→ **Record set**:
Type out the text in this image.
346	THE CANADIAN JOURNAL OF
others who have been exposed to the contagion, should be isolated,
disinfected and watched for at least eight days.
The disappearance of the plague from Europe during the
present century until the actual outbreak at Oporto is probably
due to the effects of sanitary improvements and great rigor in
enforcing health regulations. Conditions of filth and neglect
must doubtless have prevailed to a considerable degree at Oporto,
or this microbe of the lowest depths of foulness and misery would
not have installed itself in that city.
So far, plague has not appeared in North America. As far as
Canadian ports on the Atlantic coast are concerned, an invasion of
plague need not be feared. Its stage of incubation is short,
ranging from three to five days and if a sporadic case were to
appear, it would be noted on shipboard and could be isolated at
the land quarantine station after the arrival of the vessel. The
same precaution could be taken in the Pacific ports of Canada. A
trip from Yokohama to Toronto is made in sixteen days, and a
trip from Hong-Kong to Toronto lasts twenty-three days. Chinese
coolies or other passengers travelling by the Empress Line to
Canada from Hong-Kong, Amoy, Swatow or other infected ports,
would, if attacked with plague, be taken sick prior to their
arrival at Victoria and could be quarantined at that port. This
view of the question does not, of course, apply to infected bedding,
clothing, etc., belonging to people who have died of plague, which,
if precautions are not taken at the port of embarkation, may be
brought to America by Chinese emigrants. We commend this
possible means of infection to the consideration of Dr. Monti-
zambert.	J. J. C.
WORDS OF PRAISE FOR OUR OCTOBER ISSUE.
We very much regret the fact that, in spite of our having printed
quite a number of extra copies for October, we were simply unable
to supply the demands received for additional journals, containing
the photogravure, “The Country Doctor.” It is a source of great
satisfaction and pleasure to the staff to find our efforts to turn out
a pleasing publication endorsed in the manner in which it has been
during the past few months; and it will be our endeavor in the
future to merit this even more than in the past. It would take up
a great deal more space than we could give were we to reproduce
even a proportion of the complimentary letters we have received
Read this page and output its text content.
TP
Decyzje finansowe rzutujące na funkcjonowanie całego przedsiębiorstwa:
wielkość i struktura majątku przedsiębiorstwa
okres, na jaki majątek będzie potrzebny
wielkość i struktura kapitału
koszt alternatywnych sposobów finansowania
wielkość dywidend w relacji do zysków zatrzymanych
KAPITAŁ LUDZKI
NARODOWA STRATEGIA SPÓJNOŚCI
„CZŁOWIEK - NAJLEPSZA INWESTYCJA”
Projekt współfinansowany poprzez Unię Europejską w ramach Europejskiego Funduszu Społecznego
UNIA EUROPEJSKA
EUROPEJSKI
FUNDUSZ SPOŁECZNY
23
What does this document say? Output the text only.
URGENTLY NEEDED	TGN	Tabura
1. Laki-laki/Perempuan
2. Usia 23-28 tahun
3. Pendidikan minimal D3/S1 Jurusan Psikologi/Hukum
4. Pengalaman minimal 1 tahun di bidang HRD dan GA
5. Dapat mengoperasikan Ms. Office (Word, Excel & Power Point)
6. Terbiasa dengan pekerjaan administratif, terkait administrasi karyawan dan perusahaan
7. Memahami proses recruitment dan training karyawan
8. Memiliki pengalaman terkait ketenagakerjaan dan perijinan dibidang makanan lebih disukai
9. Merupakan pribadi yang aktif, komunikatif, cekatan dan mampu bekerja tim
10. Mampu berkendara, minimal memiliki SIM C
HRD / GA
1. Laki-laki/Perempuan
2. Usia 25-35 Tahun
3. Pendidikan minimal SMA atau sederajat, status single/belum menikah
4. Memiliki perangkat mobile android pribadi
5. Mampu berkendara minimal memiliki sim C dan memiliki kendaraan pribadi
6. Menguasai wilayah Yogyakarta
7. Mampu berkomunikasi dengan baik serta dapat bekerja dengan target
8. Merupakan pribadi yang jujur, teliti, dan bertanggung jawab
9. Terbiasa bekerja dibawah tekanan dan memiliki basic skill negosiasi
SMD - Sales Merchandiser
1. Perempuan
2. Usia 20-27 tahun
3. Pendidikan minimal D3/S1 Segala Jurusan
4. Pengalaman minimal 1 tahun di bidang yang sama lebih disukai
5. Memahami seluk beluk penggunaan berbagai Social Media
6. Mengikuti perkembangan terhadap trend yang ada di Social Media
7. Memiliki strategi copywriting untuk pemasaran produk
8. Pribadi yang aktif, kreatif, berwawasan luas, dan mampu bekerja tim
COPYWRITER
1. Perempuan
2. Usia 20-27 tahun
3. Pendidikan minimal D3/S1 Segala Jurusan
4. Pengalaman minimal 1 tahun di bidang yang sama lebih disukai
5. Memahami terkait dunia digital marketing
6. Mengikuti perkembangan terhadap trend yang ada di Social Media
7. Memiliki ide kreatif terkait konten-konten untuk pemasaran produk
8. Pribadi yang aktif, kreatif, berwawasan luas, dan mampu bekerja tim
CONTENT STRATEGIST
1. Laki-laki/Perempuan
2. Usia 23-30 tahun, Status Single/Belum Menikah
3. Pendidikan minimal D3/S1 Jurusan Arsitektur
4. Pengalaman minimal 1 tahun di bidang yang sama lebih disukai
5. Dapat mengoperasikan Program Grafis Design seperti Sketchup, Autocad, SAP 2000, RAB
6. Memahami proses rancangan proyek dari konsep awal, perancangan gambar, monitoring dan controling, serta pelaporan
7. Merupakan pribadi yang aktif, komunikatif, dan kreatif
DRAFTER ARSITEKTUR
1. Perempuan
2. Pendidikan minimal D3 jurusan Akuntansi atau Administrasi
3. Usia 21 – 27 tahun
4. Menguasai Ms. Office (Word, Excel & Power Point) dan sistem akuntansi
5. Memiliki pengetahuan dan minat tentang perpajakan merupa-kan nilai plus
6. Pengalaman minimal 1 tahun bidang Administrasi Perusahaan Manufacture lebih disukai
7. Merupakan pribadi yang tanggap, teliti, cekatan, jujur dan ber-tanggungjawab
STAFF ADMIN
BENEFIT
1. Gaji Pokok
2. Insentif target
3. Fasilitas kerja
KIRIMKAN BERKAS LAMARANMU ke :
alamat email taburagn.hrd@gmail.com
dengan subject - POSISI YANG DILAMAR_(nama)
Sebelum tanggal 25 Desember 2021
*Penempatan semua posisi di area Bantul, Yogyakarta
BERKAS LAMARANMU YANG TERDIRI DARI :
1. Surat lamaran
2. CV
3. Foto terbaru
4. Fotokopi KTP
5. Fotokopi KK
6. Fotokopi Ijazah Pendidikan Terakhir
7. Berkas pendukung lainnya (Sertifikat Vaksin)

→ **What you are asked to do**: Extract each entry in full, exactly as given.

→ **Response for this exercise**:
Type out the text in this image.
346	THE CANADIAN JOURNAL OF
others who have been exposed to the contagion, should be isolated,
disinfected and watched for at least eight days.
The disappearance of the plague from Europe during the
present century until the actual outbreak at Oporto is probably
due to the effects of sanitary improvements and great rigor in
enforcing health regulations. Conditions of filth and neglect
must doubtless have prevailed to a considerable degree at Oporto,
or this microbe of the lowest depths of foulness and misery would
not have installed itself in that city.
So far, plague has not appeared in North America. As far as
Canadian ports on the Atlantic coast are concerned, an invasion of
plague need not be feared. Its stage of incubation is short,
ranging from three to five days and if a sporadic case were to
appear, it would be noted on shipboard and could be isolated at
the land quarantine station after the arrival of the vessel. The
same precaution could be taken in the Pacific ports of Canada. A
trip from Yokohama to Toronto is made in sixteen days, and a
trip from Hong-Kong to Toronto lasts twenty-three days. Chinese
coolies or other passengers travelling by the Empress Line to
Canada from Hong-Kong, Amoy, Swatow or other infected ports,
would, if attacked with plague, be taken sick prior to their
arrival at Victoria and could be quarantined at that port. This
view of the question does not, of course, apply to infected bedding,
clothing, etc., belonging to people who have died of plague, which,
if precautions are not taken at the port of embarkation, may be
brought to America by Chinese emigrants. We commend this
possible means of infection to the consideration of Dr. Monti-
zambert.	J. J. C.
WORDS OF PRAISE FOR OUR OCTOBER ISSUE.
We very much regret the fact that, in spite of our having printed
quite a number of extra copies for October, we were simply unable
to supply the demands received for additional journals, containing
the photogravure, “The Country Doctor.” It is a source of great
satisfaction and pleasure to the staff to find our efforts to turn out
a pleasing publication endorsed in the manner in which it has been
during the past few months; and it will be our endeavor in the
future to merit this even more than in the past. It would take up
a great deal more space than we could give were we to reproduce
even a proportion of the complimentary letters we have received
Read this page and output its text content.
TP
Decyzje finansowe rzutujące na funkcjonowanie całego przedsiębiorstwa:
wielkość i struktura majątku przedsiębiorstwa
okres, na jaki majątek będzie potrzebny
wielkość i struktura kapitału
koszt alternatywnych sposobów finansowania
wielkość dywidend w relacji do zysków zatrzymanych
KAPITAŁ LUDZKI
NARODOWA STRATEGIA SPÓJNOŚCI
„CZŁOWIEK - NAJLEPSZA INWESTYCJA”
Projekt współfinansowany poprzez Unię Europejską w ramach Europejskiego Funduszu Społecznego
UNIA EUROPEJSKA
EUROPEJSKI
FUNDUSZ SPOŁECZNY
23
What does this document say? Output the text only.
URGENTLY NEEDED	TGN	Tabura
1. Laki-laki/Perempuan
2. Usia 23-28 tahun
3. Pendidikan minimal D3/S1 Jurusan Psikologi/Hukum
4. Pengalaman minimal 1 tahun di bidang HRD dan GA
5. Dapat mengoperasikan Ms. Office (Word, Excel & Power Point)
6. Terbiasa dengan pekerjaan administratif, terkait administrasi karyawan dan perusahaan
7. Memahami proses recruitment dan training karyawan
8. Memiliki pengalaman terkait ketenagakerjaan dan perijinan dibidang makanan lebih disukai
9. Merupakan pribadi yang aktif, komunikatif, cekatan dan mampu bekerja tim
10. Mampu berkendara, minimal memiliki SIM C
HRD / GA
1. Laki-laki/Perempuan
2. Usia 25-35 Tahun
3. Pendidikan minimal SMA atau sederajat, status single/belum menikah
4. Memiliki perangkat mobile android pribadi
5. Mampu berkendara minimal memiliki sim C dan memiliki kendaraan pribadi
6. Menguasai wilayah Yogyakarta
7. Mampu berkomunikasi dengan baik serta dapat bekerja dengan target
8. Merupakan pribadi yang jujur, teliti, dan bertanggung jawab
9. Terbiasa bekerja dibawah tekanan dan memiliki basic skill negosiasi
SMD - Sales Merchandiser
1. Perempuan
2. Usia 20-27 tahun
3. Pendidikan minimal D3/S1 Segala Jurusan
4. Pengalaman minimal 1 tahun di bidang yang sama lebih disukai
5. Memahami seluk beluk penggunaan berbagai Social Media
6. Mengikuti perkembangan terhadap trend yang ada di Social Media
7. Memiliki strategi copywriting untuk pemasaran produk
8. Pribadi yang aktif, kreatif, berwawasan luas, dan mampu bekerja tim
COPYWRITER
1. Perempuan
2. Usia 20-27 tahun
3. Pendidikan minimal D3/S1 Segala Jurusan
4. Pengalaman minimal 1 tahun di bidang yang sama lebih disukai
5. Memahami terkait dunia digital marketing
6. Mengikuti perkembangan terhadap trend yang ada di Social Media
7. Memiliki ide kreatif terkait konten-konten untuk pemasaran produk
8. Pribadi yang aktif, kreatif, berwawasan luas, dan mampu bekerja tim
CONTENT STRATEGIST
1. Laki-laki/Perempuan
2. Usia 23-30 tahun, Status Single/Belum Menikah
3. Pendidikan minimal D3/S1 Jurusan Arsitektur
4. Pengalaman minimal 1 tahun di bidang yang sama lebih disukai
5. Dapat mengoperasikan Program Grafis Design seperti Sketchup, Autocad, SAP 2000, RAB
6. Memahami proses rancangan proyek dari konsep awal, perancangan gambar, monitoring dan controling, serta pelaporan
7. Merupakan pribadi yang aktif, komunikatif, dan kreatif
DRAFTER ARSITEKTUR
1. Perempuan
2. Pendidikan minimal D3 jurusan Akuntansi atau Administrasi
3. Usia 21 – 27 tahun
4. Menguasai Ms. Office (Word, Excel & Power Point) dan sistem akuntansi
5. Memiliki pengetahuan dan minat tentang perpajakan merupa-kan nilai plus
6. Pengalaman minimal 1 tahun bidang Administrasi Perusahaan Manufacture lebih disukai
7. Merupakan pribadi yang tanggap, teliti, cekatan, jujur dan ber-tanggungjawab
STAFF ADMIN
BENEFIT
1. Gaji Pokok
2. Insentif target
3. Fasilitas kerja
KIRIMKAN BERKAS LAMARANMU ke :
alamat email taburagn.hrd@gmail.com
dengan subject - POSISI YANG DILAMAR_(nama)
Sebelum tanggal 25 Desember 2021
*Penempatan semua posisi di area Bantul, Yogyakarta
BERKAS LAMARANMU YANG TERDIRI DARI :
1. Surat lamaran
2. CV
3. Foto terbaru
4. Fotokopi KTP
5. Fotokopi KK
6. Fotokopi Ijazah Pendidikan Terakhir
7. Berkas pendukung lainnya (Sertifikat Vaksin)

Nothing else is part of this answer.